• [Recorded data]
[START]

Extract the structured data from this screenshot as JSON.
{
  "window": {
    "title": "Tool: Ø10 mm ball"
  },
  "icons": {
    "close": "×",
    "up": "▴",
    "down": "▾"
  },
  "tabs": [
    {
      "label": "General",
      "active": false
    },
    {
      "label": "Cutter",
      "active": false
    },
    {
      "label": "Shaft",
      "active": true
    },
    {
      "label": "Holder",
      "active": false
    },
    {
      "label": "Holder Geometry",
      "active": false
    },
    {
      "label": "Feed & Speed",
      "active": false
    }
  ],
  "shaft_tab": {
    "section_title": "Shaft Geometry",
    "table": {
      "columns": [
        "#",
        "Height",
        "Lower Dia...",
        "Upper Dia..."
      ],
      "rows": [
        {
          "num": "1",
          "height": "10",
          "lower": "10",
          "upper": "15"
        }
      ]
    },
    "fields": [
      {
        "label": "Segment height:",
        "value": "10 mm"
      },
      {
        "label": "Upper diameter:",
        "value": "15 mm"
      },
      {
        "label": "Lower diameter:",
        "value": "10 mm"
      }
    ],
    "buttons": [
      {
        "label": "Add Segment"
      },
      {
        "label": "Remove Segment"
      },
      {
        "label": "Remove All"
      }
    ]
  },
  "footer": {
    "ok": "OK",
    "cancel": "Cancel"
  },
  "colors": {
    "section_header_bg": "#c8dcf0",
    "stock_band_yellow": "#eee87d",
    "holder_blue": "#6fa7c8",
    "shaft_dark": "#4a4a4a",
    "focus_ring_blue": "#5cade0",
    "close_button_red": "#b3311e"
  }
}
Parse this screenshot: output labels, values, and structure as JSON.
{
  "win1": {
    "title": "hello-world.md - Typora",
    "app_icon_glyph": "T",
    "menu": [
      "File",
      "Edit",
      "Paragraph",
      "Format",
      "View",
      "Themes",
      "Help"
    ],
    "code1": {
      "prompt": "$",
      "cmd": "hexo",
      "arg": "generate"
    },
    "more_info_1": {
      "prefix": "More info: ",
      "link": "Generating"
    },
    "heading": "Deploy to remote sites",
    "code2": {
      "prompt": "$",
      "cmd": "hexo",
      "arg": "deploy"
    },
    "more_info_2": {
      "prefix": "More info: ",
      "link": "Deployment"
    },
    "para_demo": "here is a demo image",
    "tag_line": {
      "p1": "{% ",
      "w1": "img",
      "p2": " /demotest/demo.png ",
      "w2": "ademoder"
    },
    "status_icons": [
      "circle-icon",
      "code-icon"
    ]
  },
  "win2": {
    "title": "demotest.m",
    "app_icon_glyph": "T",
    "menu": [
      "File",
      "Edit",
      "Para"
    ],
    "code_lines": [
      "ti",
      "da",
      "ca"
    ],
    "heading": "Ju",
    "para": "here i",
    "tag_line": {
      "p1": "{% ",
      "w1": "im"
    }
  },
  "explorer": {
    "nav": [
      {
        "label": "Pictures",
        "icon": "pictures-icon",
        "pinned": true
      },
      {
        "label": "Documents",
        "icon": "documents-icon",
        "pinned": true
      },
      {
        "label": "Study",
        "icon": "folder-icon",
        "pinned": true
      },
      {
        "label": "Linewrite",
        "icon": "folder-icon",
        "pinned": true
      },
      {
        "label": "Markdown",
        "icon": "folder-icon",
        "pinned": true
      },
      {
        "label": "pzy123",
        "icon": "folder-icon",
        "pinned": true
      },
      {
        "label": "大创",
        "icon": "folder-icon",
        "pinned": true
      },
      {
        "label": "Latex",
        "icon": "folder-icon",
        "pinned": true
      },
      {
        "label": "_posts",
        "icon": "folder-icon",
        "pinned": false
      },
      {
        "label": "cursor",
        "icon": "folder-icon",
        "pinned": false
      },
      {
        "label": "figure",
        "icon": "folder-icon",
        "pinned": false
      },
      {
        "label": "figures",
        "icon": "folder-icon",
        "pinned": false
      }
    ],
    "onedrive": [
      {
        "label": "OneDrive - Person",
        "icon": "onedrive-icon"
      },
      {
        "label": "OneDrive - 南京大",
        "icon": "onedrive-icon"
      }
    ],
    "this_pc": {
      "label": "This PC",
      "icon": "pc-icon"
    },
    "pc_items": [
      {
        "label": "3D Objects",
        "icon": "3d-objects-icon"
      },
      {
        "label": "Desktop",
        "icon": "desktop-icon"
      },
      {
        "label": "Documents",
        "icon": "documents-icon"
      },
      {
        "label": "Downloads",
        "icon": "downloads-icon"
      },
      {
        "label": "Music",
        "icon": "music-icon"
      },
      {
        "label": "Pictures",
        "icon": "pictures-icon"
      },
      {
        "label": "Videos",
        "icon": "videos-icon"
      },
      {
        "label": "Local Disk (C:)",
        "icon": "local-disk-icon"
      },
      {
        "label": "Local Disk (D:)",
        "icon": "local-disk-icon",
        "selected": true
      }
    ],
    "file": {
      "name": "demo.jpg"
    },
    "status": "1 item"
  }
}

[END]

Find all lines holding the string "diameter" and copy them.

        "label": "Upper diameter:",
        "label": "Lower diameter:",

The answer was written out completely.